Objective: Copy each line below in which the string "text" occurs.

==========

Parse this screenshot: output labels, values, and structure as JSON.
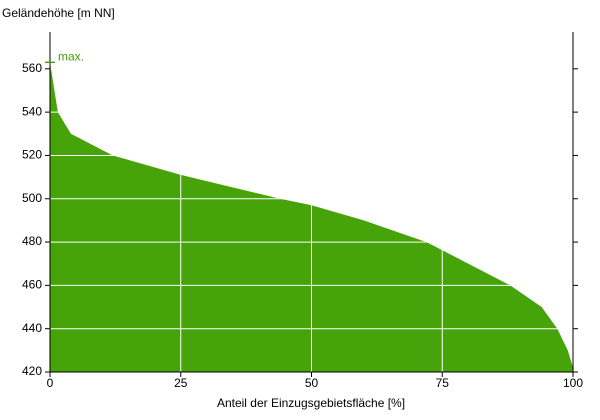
{
  "chart_data": {
    "type": "area",
    "y_label": "Geländehöhe [m NN]",
    "x_label": "Anteil der Einzugsgebietsfläche [%]",
    "x": [
      0,
      1.5,
      4,
      12,
      25,
      44,
      50,
      60,
      72,
      80,
      88,
      94,
      97,
      99,
      100
    ],
    "values": [
      563,
      540,
      530,
      520,
      511,
      500,
      497,
      490,
      480,
      470,
      460,
      450,
      440,
      430,
      422
    ],
    "color": "#47a30a",
    "xlim": [
      0,
      100
    ],
    "xticks": [
      0,
      25,
      50,
      75,
      100
    ],
    "ylim": [
      420,
      577
    ],
    "yticks": [
      420,
      440,
      460,
      480,
      500,
      520,
      540,
      560
    ],
    "grid": true,
    "annotation": {
      "text": "max.",
      "y": 563
    }
  }
}
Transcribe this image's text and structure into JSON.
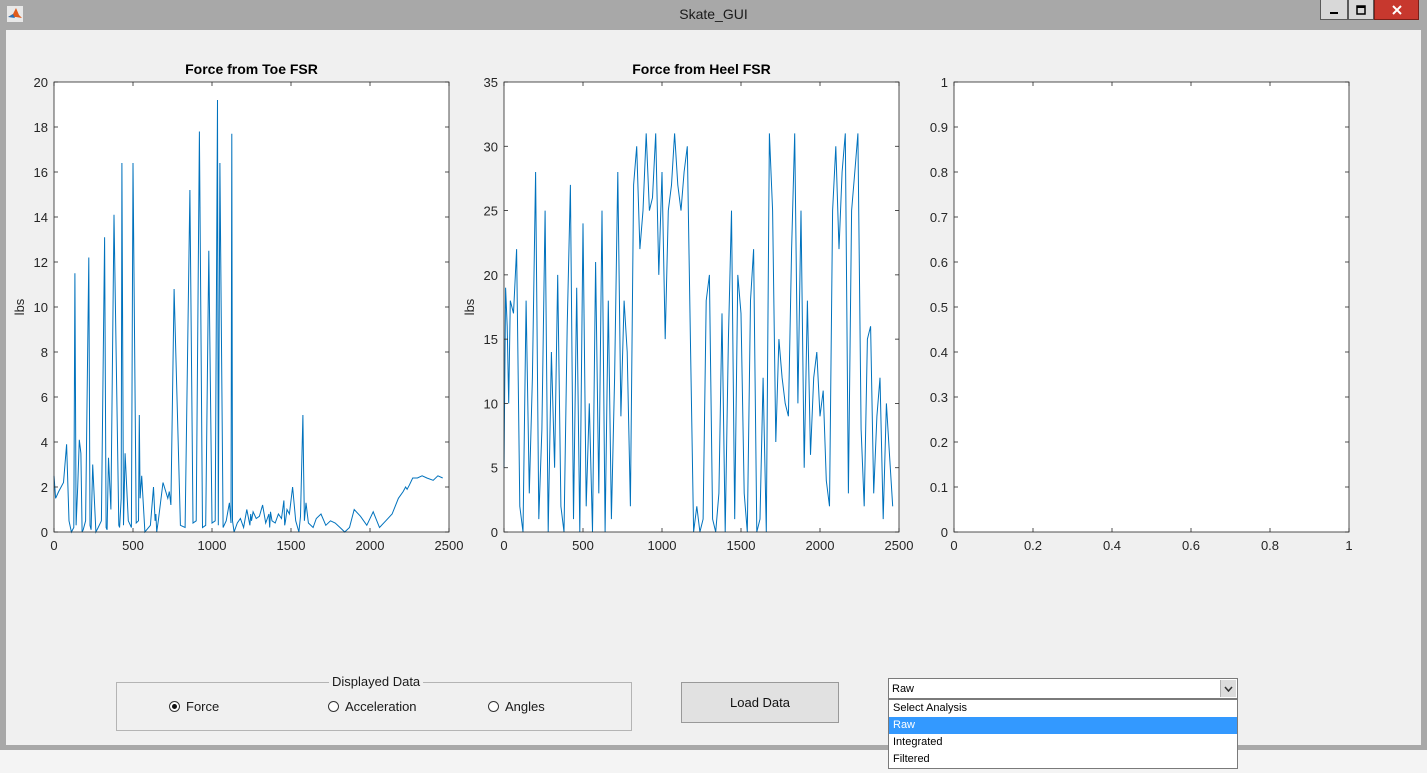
{
  "window": {
    "title": "Skate_GUI"
  },
  "panel": {
    "title": "Displayed Data",
    "options": [
      {
        "label": "Force",
        "selected": true
      },
      {
        "label": "Acceleration",
        "selected": false
      },
      {
        "label": "Angles",
        "selected": false
      }
    ]
  },
  "load_button": {
    "label": "Load Data"
  },
  "analysis_dropdown": {
    "value": "Raw",
    "options": [
      "Select Analysis",
      "Raw",
      "Integrated",
      "Filtered"
    ],
    "highlighted_index": 1
  },
  "colors": {
    "line": "#0072bd",
    "close_button": "#c7382e",
    "highlight": "#3399ff"
  },
  "chart_data": [
    {
      "type": "line",
      "title": "Force from Toe FSR",
      "xlabel": "",
      "ylabel": "lbs",
      "xlim": [
        0,
        2500
      ],
      "ylim": [
        0,
        20
      ],
      "xticks": [
        0,
        500,
        1000,
        1500,
        2000,
        2500
      ],
      "yticks": [
        0,
        2,
        4,
        6,
        8,
        10,
        12,
        14,
        16,
        18,
        20
      ],
      "xtick_labels": [
        "0",
        "500",
        "1000",
        "1500",
        "2000",
        "2500"
      ],
      "ytick_labels": [
        "0",
        "2",
        "4",
        "6",
        "8",
        "10",
        "12",
        "14",
        "16",
        "18",
        "20"
      ],
      "series": [
        {
          "x": [
            0,
            10,
            30,
            60,
            80,
            95,
            110,
            125,
            132,
            140,
            150,
            160,
            170,
            178,
            185,
            200,
            220,
            228,
            235,
            245,
            265,
            280,
            300,
            320,
            330,
            336,
            345,
            360,
            380,
            410,
            415,
            425,
            430,
            440,
            450,
            470,
            490,
            500,
            520,
            535,
            540,
            545,
            555,
            575,
            610,
            630,
            640,
            645,
            650,
            660,
            690,
            720,
            730,
            740,
            760,
            800,
            830,
            860,
            880,
            900,
            920,
            940,
            960,
            980,
            1000,
            1020,
            1035,
            1040,
            1050,
            1070,
            1090,
            1110,
            1120,
            1125,
            1130,
            1140,
            1160,
            1180,
            1200,
            1220,
            1240,
            1245,
            1250,
            1260,
            1280,
            1300,
            1320,
            1340,
            1360,
            1365,
            1370,
            1380,
            1400,
            1420,
            1440,
            1455,
            1460,
            1465,
            1475,
            1490,
            1510,
            1530,
            1550,
            1560,
            1575,
            1580,
            1585,
            1595,
            1610,
            1640,
            1660,
            1690,
            1720,
            1750,
            1780,
            1810,
            1840,
            1870,
            1900,
            1940,
            1980,
            2020,
            2060,
            2100,
            2140,
            2180,
            2210,
            2225,
            2235,
            2250,
            2270,
            2300,
            2330,
            2360,
            2400,
            2430,
            2460
          ],
          "y": [
            2.5,
            1.5,
            1.8,
            2.2,
            3.9,
            0.5,
            0,
            0.2,
            11.5,
            0.3,
            2.0,
            4.1,
            3.5,
            0,
            0.1,
            0.5,
            12.2,
            0.3,
            0.1,
            3.0,
            0,
            0.2,
            0.5,
            13.1,
            0.2,
            0.1,
            3.3,
            1.0,
            14.1,
            0.3,
            0.2,
            1.5,
            16.4,
            0.3,
            3.5,
            0.5,
            0.2,
            16.4,
            0.4,
            0.5,
            5.2,
            1.5,
            2.5,
            0,
            0.3,
            2.0,
            0.5,
            0.8,
            0,
            0.5,
            2.2,
            1.5,
            1.8,
            1.2,
            10.8,
            0.3,
            0.2,
            15.2,
            0.4,
            0.5,
            17.8,
            0.2,
            0.3,
            12.5,
            0.4,
            0.5,
            19.2,
            0.3,
            16.4,
            0.2,
            0.5,
            1.3,
            0.4,
            17.7,
            0.5,
            0,
            0.4,
            0.6,
            0.2,
            1.0,
            0.3,
            0.8,
            0.5,
            0.9,
            0.6,
            0.7,
            1.2,
            0.4,
            0.8,
            0.2,
            0.9,
            0.5,
            0.4,
            0.8,
            0.6,
            1.4,
            0.3,
            0.5,
            1.0,
            0.8,
            2.0,
            0.5,
            0,
            0.7,
            5.2,
            2.8,
            0.5,
            1.3,
            0.4,
            0.2,
            0.6,
            0.8,
            0.3,
            0.5,
            0.4,
            0.2,
            0,
            0.2,
            1.0,
            0.7,
            0.3,
            0.9,
            0.2,
            0.5,
            0.8,
            1.5,
            1.8,
            2.0,
            1.9,
            2.1,
            2.4,
            2.4,
            2.5,
            2.4,
            2.3,
            2.5,
            2.4
          ]
        }
      ]
    },
    {
      "type": "line",
      "title": "Force from Heel FSR",
      "xlabel": "",
      "ylabel": "lbs",
      "xlim": [
        0,
        2500
      ],
      "ylim": [
        0,
        35
      ],
      "xticks": [
        0,
        500,
        1000,
        1500,
        2000,
        2500
      ],
      "yticks": [
        0,
        5,
        10,
        15,
        20,
        25,
        30,
        35
      ],
      "xtick_labels": [
        "0",
        "500",
        "1000",
        "1500",
        "2000",
        "2500"
      ],
      "ytick_labels": [
        "0",
        "5",
        "10",
        "15",
        "20",
        "25",
        "30",
        "35"
      ],
      "series": [
        {
          "x": [
            0,
            10,
            20,
            30,
            40,
            60,
            80,
            100,
            120,
            140,
            160,
            180,
            200,
            220,
            240,
            260,
            280,
            300,
            320,
            340,
            360,
            380,
            400,
            420,
            440,
            460,
            480,
            500,
            520,
            540,
            560,
            580,
            600,
            620,
            640,
            660,
            680,
            700,
            720,
            740,
            760,
            780,
            800,
            820,
            840,
            860,
            880,
            900,
            920,
            940,
            960,
            980,
            1000,
            1020,
            1040,
            1060,
            1080,
            1100,
            1120,
            1140,
            1160,
            1180,
            1200,
            1220,
            1240,
            1260,
            1280,
            1300,
            1320,
            1340,
            1360,
            1380,
            1400,
            1420,
            1440,
            1460,
            1480,
            1500,
            1520,
            1540,
            1560,
            1580,
            1600,
            1620,
            1640,
            1660,
            1680,
            1700,
            1720,
            1740,
            1760,
            1780,
            1800,
            1820,
            1840,
            1860,
            1880,
            1900,
            1920,
            1940,
            1960,
            1980,
            2000,
            2020,
            2040,
            2060,
            2080,
            2100,
            2120,
            2140,
            2160,
            2180,
            2200,
            2220,
            2240,
            2260,
            2280,
            2300,
            2320,
            2340,
            2360,
            2380,
            2400,
            2420,
            2440,
            2460
          ],
          "y": [
            5,
            19,
            16,
            10,
            18,
            17,
            22,
            2,
            0,
            18,
            3,
            12,
            28,
            1,
            8,
            25,
            0,
            14,
            5,
            20,
            2,
            0,
            16,
            27,
            1,
            19,
            0,
            24,
            2,
            10,
            0,
            21,
            3,
            25,
            0,
            18,
            1,
            12,
            28,
            9,
            18,
            14,
            2,
            27,
            30,
            22,
            25,
            31,
            25,
            26,
            31,
            20,
            28,
            15,
            25,
            27,
            31,
            27,
            25,
            28,
            30,
            15,
            0,
            2,
            0,
            1,
            18,
            20,
            1,
            0,
            3,
            17,
            0,
            15,
            25,
            1,
            20,
            17,
            3,
            0,
            18,
            22,
            0,
            1,
            12,
            0,
            31,
            25,
            7,
            15,
            12,
            10,
            9,
            22,
            31,
            10,
            25,
            5,
            18,
            6,
            12,
            14,
            9,
            11,
            4,
            2,
            25,
            30,
            22,
            28,
            31,
            3,
            25,
            28,
            31,
            8,
            2,
            15,
            16,
            3,
            9,
            12,
            1,
            10,
            6,
            2
          ]
        }
      ]
    },
    {
      "type": "line",
      "title": "",
      "xlabel": "",
      "ylabel": "",
      "xlim": [
        0,
        1
      ],
      "ylim": [
        0,
        1
      ],
      "xticks": [
        0,
        0.2,
        0.4,
        0.6,
        0.8,
        1
      ],
      "yticks": [
        0,
        0.1,
        0.2,
        0.3,
        0.4,
        0.5,
        0.6,
        0.7,
        0.8,
        0.9,
        1
      ],
      "xtick_labels": [
        "0",
        "0.2",
        "0.4",
        "0.6",
        "0.8",
        "1"
      ],
      "ytick_labels": [
        "0",
        "0.1",
        "0.2",
        "0.3",
        "0.4",
        "0.5",
        "0.6",
        "0.7",
        "0.8",
        "0.9",
        "1"
      ],
      "series": []
    }
  ]
}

==========

Solution to this problem:
      "text": "max.",
Transcribe this image's text and structure into JSON.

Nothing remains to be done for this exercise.